# Bubble on belly of my cherry shrimp



## tetragirl

I have a single female cherry shrimp and today while she was swimming around, I noticed something on her belly - between her legs, near the end of her tail. It looks like two air bubbles (one in front of the other; glistening and sort of an oval shape) when she's moving, but more like a flap when she takes a break. Could be a trick of the eye. 

Since she hasn't been anywhere close to a male shrimp for about a month, I don't think she could have eggs. She looks wider than usual, but otherwise healthy.

Unfortunately, she's not being cooperative enough to take a picture, but if I can manage to snap one, I will update the post.

If anyone has any ideas of what it could be, I'd appreciate your thoughts.


----------



## jkam

are the bubbles yellow or green? If it is, it's eggs.


----------



## Nicklfire

can you describe where it is? I know they have transparent flipper type legs they move underneat the rear.. looks odd..

Or maybe it could be a egg..

Here is a good picture maybe you can explain where you see it.
All credits of this pic go to : http://4.bp.blogspot.com


----------



## tetragirl

Nicklfire said:


> can you describe where it is? I know they have transparent flipper type legs they move underneat the rear.. looks odd..

#### Record set:
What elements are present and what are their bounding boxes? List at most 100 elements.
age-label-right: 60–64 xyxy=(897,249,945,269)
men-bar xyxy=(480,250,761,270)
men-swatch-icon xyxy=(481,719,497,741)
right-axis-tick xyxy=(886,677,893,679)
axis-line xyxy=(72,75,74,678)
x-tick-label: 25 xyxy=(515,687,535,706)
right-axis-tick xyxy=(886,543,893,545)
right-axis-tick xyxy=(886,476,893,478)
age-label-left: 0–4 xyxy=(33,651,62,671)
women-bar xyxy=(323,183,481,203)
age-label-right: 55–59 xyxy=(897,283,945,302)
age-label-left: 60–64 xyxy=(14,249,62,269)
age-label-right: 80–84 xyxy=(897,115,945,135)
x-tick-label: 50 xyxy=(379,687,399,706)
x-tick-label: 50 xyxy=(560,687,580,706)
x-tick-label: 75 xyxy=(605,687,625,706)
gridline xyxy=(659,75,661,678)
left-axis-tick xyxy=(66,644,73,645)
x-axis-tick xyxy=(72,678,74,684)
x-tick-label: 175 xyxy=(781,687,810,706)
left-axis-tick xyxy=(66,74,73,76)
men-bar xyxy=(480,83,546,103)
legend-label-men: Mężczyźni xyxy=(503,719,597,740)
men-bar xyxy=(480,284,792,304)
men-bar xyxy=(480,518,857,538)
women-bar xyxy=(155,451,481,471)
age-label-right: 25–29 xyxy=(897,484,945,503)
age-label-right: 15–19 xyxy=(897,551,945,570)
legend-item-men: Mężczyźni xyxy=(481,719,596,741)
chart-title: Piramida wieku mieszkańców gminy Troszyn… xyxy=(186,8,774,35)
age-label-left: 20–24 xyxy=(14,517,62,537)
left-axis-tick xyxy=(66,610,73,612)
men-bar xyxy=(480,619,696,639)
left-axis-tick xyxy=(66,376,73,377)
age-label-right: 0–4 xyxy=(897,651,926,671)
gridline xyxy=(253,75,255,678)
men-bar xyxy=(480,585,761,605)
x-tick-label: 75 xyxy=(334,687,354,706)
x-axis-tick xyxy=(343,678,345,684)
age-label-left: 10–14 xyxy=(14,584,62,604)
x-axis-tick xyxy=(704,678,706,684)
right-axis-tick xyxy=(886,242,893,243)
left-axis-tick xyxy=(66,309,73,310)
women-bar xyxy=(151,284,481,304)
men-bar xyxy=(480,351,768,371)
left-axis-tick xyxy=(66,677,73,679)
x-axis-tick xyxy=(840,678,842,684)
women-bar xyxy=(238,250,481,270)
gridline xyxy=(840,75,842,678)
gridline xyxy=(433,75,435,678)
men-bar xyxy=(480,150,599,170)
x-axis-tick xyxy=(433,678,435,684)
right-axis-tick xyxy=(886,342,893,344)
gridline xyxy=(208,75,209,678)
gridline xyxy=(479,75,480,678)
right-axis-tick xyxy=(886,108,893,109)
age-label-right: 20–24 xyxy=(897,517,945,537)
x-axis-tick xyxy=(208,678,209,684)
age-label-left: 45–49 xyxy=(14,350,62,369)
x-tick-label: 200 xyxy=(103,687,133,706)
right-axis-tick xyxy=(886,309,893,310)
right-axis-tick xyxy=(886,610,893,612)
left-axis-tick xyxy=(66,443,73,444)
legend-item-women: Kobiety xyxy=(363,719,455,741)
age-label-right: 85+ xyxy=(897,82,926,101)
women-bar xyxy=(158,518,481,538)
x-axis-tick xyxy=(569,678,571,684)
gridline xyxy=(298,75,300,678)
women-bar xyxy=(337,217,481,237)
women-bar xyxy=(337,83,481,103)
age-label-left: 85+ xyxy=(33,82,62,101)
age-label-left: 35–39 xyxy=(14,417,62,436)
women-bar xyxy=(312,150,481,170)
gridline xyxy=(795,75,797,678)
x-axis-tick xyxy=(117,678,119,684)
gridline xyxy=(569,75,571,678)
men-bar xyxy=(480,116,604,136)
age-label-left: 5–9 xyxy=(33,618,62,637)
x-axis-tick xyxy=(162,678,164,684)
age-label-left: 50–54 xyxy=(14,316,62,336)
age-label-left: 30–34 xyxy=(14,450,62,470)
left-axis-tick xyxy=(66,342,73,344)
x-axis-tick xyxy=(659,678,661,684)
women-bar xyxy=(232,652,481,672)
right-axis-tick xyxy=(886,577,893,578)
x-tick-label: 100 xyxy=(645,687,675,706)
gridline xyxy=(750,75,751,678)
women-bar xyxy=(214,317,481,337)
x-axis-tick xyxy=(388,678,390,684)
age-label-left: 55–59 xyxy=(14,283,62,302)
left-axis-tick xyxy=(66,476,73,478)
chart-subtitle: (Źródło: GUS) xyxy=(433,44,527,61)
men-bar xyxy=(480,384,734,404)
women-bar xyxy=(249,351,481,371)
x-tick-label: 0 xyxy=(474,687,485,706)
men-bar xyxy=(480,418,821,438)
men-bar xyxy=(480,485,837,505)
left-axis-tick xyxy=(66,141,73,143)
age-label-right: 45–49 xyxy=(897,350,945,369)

#### Task item A:
In the shrimp thread, how long has the female cherry shrimp been away from any male shrimp?
#### Task item B:
Swap "healthy" for "active" in the shrimp thread, starting with "Since she hasn't" and going on through "is, it's eggs.".

#### Answer space A:
About a month.

#### Answer space B:
Since she hasn't been anywhere close to a male shrimp for about a month, I don't think she could have eggs. She looks wider than usual, but otherwise active.

Unfortunately, she's not being cooperative enough to take a picture, but if I can manage to snap one, I will update the post.

If anyone has any ideas of what it could be, I'd appreciate your thoughts.


----------



## jkam

are the bubbles yellow or green? If it is, it's eggs.